WHAT THE TASK ASKS: Below is a listing; reproduce each line of it exactly.

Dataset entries
**********

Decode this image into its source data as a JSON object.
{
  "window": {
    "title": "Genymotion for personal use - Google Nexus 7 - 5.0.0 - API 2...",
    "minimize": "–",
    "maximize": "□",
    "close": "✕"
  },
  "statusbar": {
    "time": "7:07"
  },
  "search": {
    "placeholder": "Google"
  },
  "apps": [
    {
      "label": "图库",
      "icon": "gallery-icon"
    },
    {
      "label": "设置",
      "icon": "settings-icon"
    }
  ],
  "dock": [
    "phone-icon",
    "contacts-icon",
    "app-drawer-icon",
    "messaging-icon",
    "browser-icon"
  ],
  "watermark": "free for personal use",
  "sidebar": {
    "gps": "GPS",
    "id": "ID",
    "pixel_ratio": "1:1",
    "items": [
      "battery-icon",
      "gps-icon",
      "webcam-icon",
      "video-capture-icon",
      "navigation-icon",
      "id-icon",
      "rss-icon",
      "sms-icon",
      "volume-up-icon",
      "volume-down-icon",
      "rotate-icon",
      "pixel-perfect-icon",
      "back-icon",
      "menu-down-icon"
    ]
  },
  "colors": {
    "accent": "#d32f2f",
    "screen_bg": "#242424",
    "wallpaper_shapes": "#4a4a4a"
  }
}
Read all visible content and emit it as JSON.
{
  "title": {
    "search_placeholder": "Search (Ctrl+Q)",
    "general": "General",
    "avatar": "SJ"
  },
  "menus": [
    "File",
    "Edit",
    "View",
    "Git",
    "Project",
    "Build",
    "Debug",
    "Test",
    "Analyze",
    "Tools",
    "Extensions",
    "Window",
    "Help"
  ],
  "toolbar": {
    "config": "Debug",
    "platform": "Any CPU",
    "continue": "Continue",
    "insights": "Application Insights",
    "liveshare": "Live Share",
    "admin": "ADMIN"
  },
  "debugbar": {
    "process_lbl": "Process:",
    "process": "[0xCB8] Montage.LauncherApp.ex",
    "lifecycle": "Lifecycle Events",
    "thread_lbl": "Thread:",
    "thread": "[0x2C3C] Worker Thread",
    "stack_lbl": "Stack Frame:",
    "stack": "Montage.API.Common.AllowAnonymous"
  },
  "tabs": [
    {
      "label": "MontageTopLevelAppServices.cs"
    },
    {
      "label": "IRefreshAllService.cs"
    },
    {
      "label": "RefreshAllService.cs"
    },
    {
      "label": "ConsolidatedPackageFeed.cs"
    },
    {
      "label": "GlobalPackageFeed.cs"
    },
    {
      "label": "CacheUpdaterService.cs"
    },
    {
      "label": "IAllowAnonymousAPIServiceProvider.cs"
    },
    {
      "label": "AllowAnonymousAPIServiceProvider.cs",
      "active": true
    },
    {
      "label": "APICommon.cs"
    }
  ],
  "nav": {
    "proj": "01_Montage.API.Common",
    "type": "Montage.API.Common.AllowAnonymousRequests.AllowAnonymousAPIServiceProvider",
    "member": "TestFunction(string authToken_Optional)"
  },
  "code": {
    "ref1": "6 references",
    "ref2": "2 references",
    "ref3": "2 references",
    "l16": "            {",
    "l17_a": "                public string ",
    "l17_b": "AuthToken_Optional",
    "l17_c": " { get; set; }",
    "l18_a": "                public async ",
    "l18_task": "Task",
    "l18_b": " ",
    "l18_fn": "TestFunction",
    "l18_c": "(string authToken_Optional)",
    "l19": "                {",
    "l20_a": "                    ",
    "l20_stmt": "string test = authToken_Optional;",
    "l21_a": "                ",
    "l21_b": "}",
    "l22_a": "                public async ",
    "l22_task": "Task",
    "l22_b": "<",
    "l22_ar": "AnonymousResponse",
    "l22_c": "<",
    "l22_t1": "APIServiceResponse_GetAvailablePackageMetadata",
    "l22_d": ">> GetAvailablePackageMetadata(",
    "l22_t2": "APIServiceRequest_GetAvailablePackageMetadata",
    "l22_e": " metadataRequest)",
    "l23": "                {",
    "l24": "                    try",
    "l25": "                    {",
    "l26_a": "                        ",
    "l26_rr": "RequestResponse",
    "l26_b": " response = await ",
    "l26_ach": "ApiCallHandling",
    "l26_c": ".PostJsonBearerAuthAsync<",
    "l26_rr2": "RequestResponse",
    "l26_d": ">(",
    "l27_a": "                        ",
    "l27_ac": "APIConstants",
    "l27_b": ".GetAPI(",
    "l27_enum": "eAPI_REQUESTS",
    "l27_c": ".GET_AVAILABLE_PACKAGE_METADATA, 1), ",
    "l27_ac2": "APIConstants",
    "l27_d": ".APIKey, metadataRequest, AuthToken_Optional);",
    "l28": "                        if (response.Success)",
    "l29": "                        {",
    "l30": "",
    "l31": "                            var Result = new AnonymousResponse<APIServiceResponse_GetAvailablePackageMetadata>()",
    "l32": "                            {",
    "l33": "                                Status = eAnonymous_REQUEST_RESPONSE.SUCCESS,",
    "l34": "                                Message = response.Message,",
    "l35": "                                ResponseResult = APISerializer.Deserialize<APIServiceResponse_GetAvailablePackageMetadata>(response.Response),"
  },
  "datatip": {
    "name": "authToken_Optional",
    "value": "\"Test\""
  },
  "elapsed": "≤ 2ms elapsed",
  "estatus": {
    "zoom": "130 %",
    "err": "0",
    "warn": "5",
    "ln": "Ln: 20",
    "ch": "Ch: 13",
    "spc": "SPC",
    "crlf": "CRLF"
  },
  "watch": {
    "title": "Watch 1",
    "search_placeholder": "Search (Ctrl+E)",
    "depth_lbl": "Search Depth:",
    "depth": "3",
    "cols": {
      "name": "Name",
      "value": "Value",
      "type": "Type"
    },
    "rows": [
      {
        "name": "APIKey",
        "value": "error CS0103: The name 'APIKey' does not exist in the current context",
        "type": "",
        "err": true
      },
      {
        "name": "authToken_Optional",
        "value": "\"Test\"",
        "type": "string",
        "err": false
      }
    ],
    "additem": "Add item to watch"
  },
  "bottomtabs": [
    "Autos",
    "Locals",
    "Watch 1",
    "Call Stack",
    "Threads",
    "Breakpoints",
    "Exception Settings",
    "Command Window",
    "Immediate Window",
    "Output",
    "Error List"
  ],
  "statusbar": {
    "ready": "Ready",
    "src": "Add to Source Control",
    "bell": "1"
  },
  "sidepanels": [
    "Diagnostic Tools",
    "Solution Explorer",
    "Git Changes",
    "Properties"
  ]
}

**********

OUTPUT OF THE EXERCISE:
Decode this image into its source data as a JSON object.
{
  "window": {
    "title": "Genymotion for personal use - Google Nexus 7 - 5.0.0 - API 2...",
    "minimize": "–",
    "maximize": "□",
    "close": "✕"
  },
  "statusbar": {
    "time": "7:07"
  },
  "search": {
    "placeholder": "Google"
  },
  "apps": [
    {
      "label": "图库",
      "icon": "gallery-icon"
    },
    {
      "label": "设置",
      "icon": "settings-icon"
    }
  ],
  "dock": [
    "phone-icon",
    "contacts-icon",
    "app-drawer-icon",
    "messaging-icon",
    "browser-icon"
  ],
  "watermark": "free for personal use",
  "sidebar": {
    "gps": "GPS",
    "id": "ID",
    "pixel_ratio": "1:1",
    "items": [
      "battery-icon",
      "gps-icon",
      "webcam-icon",
      "video-capture-icon",
      "navigation-icon",
      "id-icon",
      "rss-icon",
      "sms-icon",
      "volume-up-icon",
      "volume-down-icon",
      "rotate-icon",
      "pixel-perfect-icon",
      "back-icon",
      "menu-down-icon"
    ]
  },
  "colors": {
    "accent": "#d32f2f",
    "screen_bg": "#242424",
    "wallpaper_shapes": "#4a4a4a"
  }
}
Read all visible content and emit it as JSON.
{
  "title": {
    "search_placeholder": "Search (Ctrl+Q)",
    "general": "General",
    "avatar": "SJ"
  },
  "menus": [
    "File",
    "Edit",
    "View",
    "Git",
    "Project",
    "Build",
    "Debug",
    "Test",
    "Analyze",
    "Tools",
    "Extensions",
    "Window",
    "Help"
  ],
  "toolbar": {
    "config": "Debug",
    "platform": "Any CPU",
    "continue": "Continue",
    "insights": "Application Insights",
    "liveshare": "Live Share",
    "admin": "ADMIN"
  },
  "debugbar": {
    "process_lbl": "Process:",
    "process": "[0xCB8] Montage.LauncherApp.ex",
    "lifecycle": "Lifecycle Events",
    "thread_lbl": "Thread:",
    "thread": "[0x2C3C] Worker Thread",
    "stack_lbl": "Stack Frame:",
    "stack": "Montage.API.Common.AllowAnonymous"
  },
  "tabs": [
    {
      "label": "MontageTopLevelAppServices.cs"
    },
    {
      "label": "IRefreshAllService.cs"
    },
    {
      "label": "RefreshAllService.cs"
    },
    {
      "label": "ConsolidatedPackageFeed.cs"
    },
    {
      "label": "GlobalPackageFeed.cs"
    },
    {
      "label": "CacheUpdaterService.cs"
    },
    {
      "label": "IAllowAnonymousAPIServiceProvider.cs"
    },
    {
      "label": "AllowAnonymousAPIServiceProvider.cs",
      "active": true
    },
    {
      "label": "APICommon.cs"
    }
  ],
  "nav": {
    "proj": "01_Montage.API.Common",
    "type": "Montage.API.Common.AllowAnonymousRequests.AllowAnonymousAPIServiceProvider",
    "member": "TestFunction(string authToken_Optional)"
  },
  "code": {
    "ref1": "6 references",
    "ref2": "2 references",
    "ref3": "2 references",
    "l16": "            {",
    "l17_a": "                public string ",
    "l17_b": "AuthToken_Optional",
    "l17_c": " { get; set; }",
    "l18_a": "                public async ",
    "l18_task": "Task",
    "l18_b": " ",
    "l18_fn": "TestFunction",
    "l18_c": "(string authToken_Optional)",
    "l19": "                {",
    "l20_a": "                    ",
    "l20_stmt": "string test = authToken_Optional;",
    "l21_a": "                ",
    "l21_b": "}",
    "l22_a": "                public async ",
    "l22_task": "Task",
    "l22_b": "<",
    "l22_ar": "AnonymousResponse",
    "l22_c": "<",
    "l22_t1": "APIServiceResponse_GetAvailablePackageMetadata",
    "l22_d": ">> GetAvailablePackageMetadata(",
    "l22_t2": "APIServiceRequest_GetAvailablePackageMetadata",
    "l22_e": " metadataRequest)",
    "l23": "                {",
    "l24": "                    try",
    "l25": "                    {",
    "l26_a": "                        ",
    "l26_rr": "RequestResponse",
    "l26_b": " response = await ",
    "l26_ach": "ApiCallHandling",
    "l26_c": ".PostJsonBearerAuthAsync<",
    "l26_rr2": "RequestResponse",
    "l26_d": ">(",
    "l27_a": "                        ",
    "l27_ac": "APIConstants",
    "l27_b": ".GetAPI(",
    "l27_enum": "eAPI_REQUESTS",
    "l27_c": ".GET_AVAILABLE_PACKAGE_METADATA, 1), ",
    "l27_ac2": "APIConstants",
    "l27_d": ".APIKey, metadataRequest, AuthToken_Optional);",
    "l28": "                        if (response.Success)",
    "l29": "                        {",
    "l30": "",
    "l31": "                            var Result = new AnonymousResponse<APIServiceResponse_GetAvailablePackageMetadata>()",
    "l32": "                            {",
    "l33": "                                Status = eAnonymous_REQUEST_RESPONSE.SUCCESS,",
    "l34": "                                Message = response.Message,",
    "l35": "                                ResponseResult = APISerializer.Deserialize<APIServiceResponse_GetAvailablePackageMetadata>(response.Response),"
  },
  "datatip": {
    "name": "authToken_Optional",
    "value": "\"Test\""
  },
  "elapsed": "≤ 2ms elapsed",
  "estatus": {
    "zoom": "130 %",
    "err": "0",
    "warn": "5",
    "ln": "Ln: 20",
    "ch": "Ch: 13",
    "spc": "SPC",
    "crlf": "CRLF"
  },
  "watch": {
    "title": "Watch 1",
    "search_placeholder": "Search (Ctrl+E)",
    "depth_lbl": "Search Depth:",
    "depth": "3",
    "cols": {
      "name": "Name",
      "value": "Value",
      "type": "Type"
    },
    "rows": [
      {
        "name": "APIKey",
        "value": "error CS0103: The name 'APIKey' does not exist in the current context",
        "type": "",
        "err": true
      },
      {
        "name": "authToken_Optional",
        "value": "\"Test\"",
        "type": "string",
        "err": false
      }
    ],
    "additem": "Add item to watch"
  },
  "bottomtabs": [
    "Autos",
    "Locals",
    "Watch 1",
    "Call Stack",
    "Threads",
    "Breakpoints",
    "Exception Settings",
    "Command Window",
    "Immediate Window",
    "Output",
    "Error List"
  ],
  "statusbar": {
    "ready": "Ready",
    "src": "Add to Source Control",
    "bell": "1"
  },
  "sidepanels": [
    "Diagnostic Tools",
    "Solution Explorer",
    "Git Changes",
    "Properties"
  ]
}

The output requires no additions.